-- start --
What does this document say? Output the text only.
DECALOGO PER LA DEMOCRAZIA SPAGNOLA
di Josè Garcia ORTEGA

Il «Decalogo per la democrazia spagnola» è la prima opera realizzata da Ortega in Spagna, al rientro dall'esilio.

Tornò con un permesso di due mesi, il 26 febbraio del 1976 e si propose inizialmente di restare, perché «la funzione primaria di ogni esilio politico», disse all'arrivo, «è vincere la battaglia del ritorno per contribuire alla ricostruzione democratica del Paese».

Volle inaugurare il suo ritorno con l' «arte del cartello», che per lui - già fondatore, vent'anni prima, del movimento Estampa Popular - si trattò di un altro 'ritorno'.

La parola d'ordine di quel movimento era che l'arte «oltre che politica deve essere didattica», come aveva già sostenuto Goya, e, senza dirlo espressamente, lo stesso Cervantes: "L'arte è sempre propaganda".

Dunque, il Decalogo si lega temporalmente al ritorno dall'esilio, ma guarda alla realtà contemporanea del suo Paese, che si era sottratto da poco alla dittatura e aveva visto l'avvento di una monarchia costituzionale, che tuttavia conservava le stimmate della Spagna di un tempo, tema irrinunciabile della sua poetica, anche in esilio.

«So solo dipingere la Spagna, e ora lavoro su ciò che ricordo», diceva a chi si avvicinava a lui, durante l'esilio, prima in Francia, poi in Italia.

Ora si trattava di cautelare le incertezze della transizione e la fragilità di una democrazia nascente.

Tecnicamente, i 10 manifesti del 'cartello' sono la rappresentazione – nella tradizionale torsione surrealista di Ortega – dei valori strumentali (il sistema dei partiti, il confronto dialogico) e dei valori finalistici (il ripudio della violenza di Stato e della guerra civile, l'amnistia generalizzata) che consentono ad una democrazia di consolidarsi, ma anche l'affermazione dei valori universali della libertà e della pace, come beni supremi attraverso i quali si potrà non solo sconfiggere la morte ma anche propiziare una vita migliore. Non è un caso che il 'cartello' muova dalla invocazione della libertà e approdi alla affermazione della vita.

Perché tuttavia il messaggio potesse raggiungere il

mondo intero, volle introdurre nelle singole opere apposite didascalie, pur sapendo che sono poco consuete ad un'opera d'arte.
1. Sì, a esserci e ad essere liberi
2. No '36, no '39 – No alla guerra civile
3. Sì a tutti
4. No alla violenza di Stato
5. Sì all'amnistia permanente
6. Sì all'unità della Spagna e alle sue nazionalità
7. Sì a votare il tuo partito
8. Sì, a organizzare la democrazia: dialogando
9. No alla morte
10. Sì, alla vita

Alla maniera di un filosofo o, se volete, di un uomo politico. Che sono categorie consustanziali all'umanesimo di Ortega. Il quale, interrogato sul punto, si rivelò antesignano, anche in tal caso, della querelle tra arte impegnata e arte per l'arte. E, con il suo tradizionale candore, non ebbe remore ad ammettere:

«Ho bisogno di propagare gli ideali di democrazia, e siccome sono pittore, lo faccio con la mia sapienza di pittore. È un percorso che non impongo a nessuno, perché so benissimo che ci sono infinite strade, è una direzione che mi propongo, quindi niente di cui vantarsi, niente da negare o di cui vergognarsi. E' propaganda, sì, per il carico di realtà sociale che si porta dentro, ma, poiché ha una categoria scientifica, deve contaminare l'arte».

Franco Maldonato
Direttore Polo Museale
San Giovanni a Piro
-- end --
Show the lines of the data that hold the word "poco".

■ FULL RESPONSE:
Dunque, il Decalogo si lega temporalmente al ritorno dall'esilio, ma guarda alla realtà contemporanea del suo Paese, che si era sottratto da poco alla dittatura e aveva visto l'avvento di una monarchia costituzionale, che tuttavia conservava le stimmate della Spagna di un tempo, tema irrinunciabile della sua poetica, anche in esilio.
mondo intero, volle introdurre nelle singole opere apposite didascalie, pur sapendo che sono poco consuete ad un'opera d'arte.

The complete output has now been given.